## WHAT IS NEEDED:
Copy, from the entries below, each line where the word "data" can be found.

---------- RECORDS TO PROCESS ----------

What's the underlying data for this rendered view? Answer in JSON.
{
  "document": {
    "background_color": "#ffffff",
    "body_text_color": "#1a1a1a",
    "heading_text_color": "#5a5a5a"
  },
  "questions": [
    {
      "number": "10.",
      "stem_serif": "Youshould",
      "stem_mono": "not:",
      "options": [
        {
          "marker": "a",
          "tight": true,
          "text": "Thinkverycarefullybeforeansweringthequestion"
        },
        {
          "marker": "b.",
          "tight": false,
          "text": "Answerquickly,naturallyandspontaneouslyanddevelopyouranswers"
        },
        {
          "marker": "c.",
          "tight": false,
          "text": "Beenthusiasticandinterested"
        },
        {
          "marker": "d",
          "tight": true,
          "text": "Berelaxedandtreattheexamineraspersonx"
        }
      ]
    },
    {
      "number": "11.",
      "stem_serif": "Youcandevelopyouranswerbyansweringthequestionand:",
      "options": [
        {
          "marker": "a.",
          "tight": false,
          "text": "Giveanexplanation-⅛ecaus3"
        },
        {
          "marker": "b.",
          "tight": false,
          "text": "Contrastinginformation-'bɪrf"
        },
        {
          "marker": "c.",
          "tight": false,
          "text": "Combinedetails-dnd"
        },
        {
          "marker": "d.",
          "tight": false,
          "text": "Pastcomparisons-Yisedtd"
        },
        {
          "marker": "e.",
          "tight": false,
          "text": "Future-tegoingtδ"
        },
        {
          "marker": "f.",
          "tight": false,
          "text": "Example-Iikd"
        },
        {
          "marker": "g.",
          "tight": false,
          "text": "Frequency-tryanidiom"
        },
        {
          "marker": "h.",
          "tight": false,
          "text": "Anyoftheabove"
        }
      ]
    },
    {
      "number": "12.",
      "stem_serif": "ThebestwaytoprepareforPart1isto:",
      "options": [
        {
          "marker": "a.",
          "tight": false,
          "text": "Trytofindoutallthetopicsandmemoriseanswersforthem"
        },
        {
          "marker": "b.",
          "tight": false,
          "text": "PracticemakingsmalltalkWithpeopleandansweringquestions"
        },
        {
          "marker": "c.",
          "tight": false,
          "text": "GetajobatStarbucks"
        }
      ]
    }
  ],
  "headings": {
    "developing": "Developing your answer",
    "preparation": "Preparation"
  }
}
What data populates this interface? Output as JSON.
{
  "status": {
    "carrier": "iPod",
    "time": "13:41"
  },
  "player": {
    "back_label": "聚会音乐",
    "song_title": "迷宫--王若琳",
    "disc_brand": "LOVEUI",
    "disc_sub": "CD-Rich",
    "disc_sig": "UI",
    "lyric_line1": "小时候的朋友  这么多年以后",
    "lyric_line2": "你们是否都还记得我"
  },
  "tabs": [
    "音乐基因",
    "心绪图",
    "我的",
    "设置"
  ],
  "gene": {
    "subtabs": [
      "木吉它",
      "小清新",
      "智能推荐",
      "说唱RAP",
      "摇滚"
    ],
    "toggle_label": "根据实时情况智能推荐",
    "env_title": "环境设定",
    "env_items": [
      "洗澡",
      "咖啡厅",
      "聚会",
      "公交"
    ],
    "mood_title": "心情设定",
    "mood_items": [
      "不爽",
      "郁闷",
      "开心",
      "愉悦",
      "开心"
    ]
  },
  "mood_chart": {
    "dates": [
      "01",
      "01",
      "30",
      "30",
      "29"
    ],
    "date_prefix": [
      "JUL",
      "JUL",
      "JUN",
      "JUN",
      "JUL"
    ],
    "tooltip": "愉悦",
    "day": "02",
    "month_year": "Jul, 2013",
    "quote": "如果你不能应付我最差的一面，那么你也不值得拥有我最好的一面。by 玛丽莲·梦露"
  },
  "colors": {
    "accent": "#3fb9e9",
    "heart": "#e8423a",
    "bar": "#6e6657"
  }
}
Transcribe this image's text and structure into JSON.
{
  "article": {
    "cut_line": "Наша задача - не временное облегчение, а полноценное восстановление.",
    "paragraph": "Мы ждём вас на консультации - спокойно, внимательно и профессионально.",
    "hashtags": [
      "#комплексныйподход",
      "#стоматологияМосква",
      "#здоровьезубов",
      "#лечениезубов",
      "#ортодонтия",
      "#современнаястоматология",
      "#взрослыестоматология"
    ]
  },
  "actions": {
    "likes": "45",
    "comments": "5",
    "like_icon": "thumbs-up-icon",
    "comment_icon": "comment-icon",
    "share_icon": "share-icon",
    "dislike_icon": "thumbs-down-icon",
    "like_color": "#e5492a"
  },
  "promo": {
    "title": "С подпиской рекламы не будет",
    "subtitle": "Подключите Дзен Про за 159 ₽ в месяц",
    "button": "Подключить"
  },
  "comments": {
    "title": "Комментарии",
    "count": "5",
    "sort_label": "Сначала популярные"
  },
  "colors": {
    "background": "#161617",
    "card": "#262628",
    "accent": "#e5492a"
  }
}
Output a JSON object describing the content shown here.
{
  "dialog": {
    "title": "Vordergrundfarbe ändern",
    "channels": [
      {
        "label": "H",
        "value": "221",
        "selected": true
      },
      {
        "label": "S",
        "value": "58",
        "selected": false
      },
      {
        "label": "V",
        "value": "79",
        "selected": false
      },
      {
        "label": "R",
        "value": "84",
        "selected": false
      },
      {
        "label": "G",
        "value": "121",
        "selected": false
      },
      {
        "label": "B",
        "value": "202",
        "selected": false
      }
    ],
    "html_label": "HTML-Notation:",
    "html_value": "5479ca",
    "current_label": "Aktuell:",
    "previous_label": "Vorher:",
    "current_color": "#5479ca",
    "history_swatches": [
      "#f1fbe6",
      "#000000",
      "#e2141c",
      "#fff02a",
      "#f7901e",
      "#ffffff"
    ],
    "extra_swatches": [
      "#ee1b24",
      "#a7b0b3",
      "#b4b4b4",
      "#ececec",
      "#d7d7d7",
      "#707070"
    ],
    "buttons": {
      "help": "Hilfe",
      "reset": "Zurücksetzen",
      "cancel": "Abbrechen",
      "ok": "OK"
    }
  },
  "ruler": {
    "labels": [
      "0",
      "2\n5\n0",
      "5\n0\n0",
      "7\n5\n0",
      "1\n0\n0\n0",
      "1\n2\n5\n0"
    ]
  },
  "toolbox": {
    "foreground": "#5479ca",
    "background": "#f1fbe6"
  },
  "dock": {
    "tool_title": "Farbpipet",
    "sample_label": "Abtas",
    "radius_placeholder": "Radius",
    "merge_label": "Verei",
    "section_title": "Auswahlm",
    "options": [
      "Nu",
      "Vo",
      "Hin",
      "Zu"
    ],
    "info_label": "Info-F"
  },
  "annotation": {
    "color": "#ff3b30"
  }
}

----------

## REPLY:
What's the underlying data for this rendered view? Answer in JSON.
What data populates this interface? Output as JSON.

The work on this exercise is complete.